◆ **Direction**
Pictures do not belong in the copy; quote every entry below exactly.

● ● ● ● ●

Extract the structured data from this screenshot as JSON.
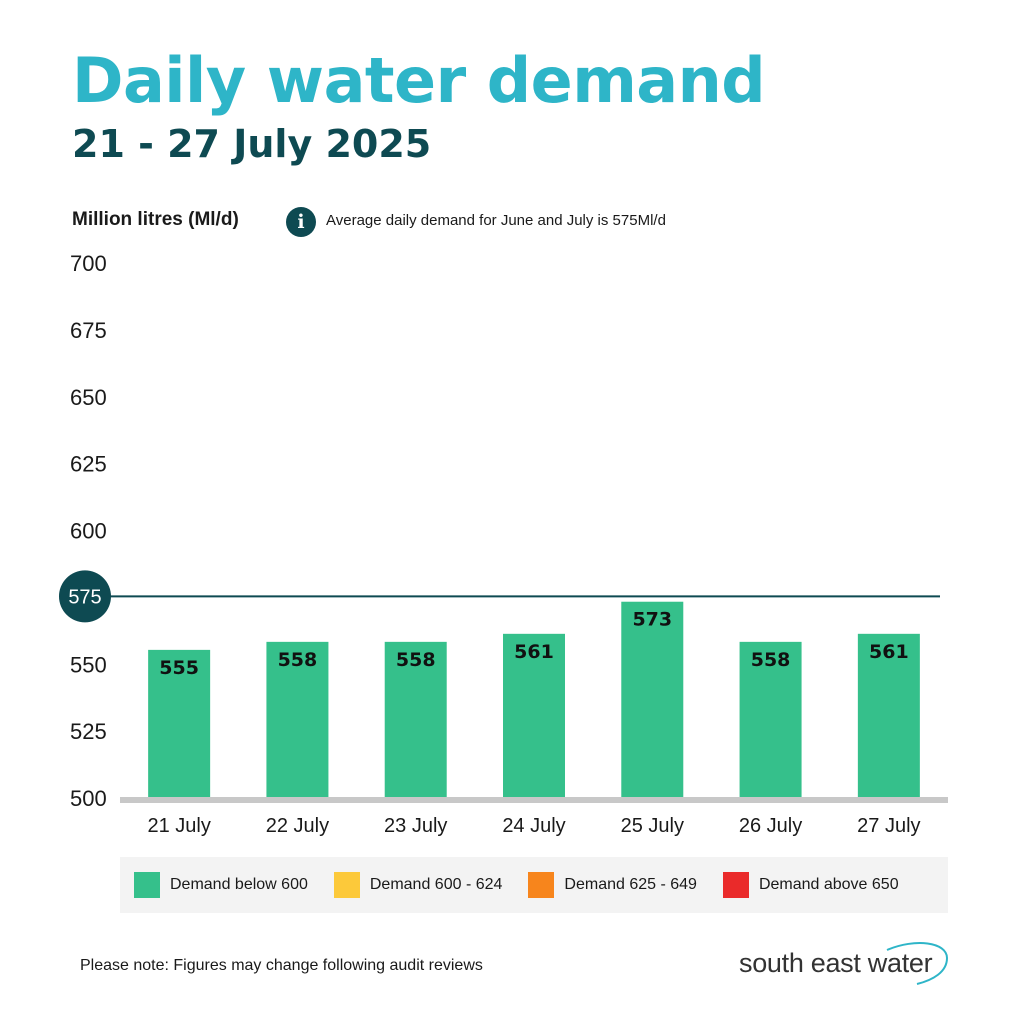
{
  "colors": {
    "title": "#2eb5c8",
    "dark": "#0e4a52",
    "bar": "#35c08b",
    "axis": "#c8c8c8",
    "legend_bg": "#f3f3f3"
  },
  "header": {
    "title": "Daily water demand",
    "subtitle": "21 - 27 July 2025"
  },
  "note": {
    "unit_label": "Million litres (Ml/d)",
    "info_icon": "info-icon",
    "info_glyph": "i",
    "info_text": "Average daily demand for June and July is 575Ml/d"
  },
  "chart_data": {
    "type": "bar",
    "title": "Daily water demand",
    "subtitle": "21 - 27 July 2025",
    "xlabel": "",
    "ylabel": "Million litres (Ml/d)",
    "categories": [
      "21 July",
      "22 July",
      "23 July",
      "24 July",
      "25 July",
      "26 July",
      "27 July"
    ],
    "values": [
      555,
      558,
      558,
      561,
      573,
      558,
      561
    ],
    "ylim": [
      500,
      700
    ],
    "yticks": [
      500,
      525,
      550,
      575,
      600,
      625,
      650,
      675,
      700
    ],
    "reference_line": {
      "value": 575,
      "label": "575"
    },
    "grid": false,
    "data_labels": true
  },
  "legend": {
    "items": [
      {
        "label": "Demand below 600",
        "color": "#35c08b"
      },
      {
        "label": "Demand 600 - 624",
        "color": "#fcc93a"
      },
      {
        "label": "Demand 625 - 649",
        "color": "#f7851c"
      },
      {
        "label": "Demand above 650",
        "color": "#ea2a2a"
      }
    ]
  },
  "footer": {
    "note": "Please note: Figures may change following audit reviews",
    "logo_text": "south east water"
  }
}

● ● ● ● ●

◆ **Correct result**
Extract the structured data from this screenshot as JSON.
{
  "colors": {
    "title": "#2eb5c8",
    "dark": "#0e4a52",
    "bar": "#35c08b",
    "axis": "#c8c8c8",
    "legend_bg": "#f3f3f3"
  },
  "header": {
    "title": "Daily water demand",
    "subtitle": "21 - 27 July 2025"
  },
  "note": {
    "unit_label": "Million litres (Ml/d)",
    "info_icon": "info-icon",
    "info_glyph": "i",
    "info_text": "Average daily demand for June and July is 575Ml/d"
  },
  "chart_data": {
    "type": "bar",
    "title": "Daily water demand",
    "subtitle": "21 - 27 July 2025",
    "xlabel": "",
    "ylabel": "Million litres (Ml/d)",
    "categories": [
      "21 July",
      "22 July",
      "23 July",
      "24 July",
      "25 July",
      "26 July",
      "27 July"
    ],
    "values": [
      555,
      558,
      558,
      561,
      573,
      558,
      561
    ],
    "ylim": [
      500,
      700
    ],
    "yticks": [
      500,
      525,
      550,
      575,
      600,
      625,
      650,
      675,
      700
    ],
    "reference_line": {
      "value": 575,
      "label": "575"
    },
    "grid": false,
    "data_labels": true
  },
  "legend": {
    "items": [
      {
        "label": "Demand below 600",
        "color": "#35c08b"
      },
      {
        "label": "Demand 600 - 624",
        "color": "#fcc93a"
      },
      {
        "label": "Demand 625 - 649",
        "color": "#f7851c"
      },
      {
        "label": "Demand above 650",
        "color": "#ea2a2a"
      }
    ]
  },
  "footer": {
    "note": "Please note: Figures may change following audit reviews",
    "logo_text": "south east water"
  }
}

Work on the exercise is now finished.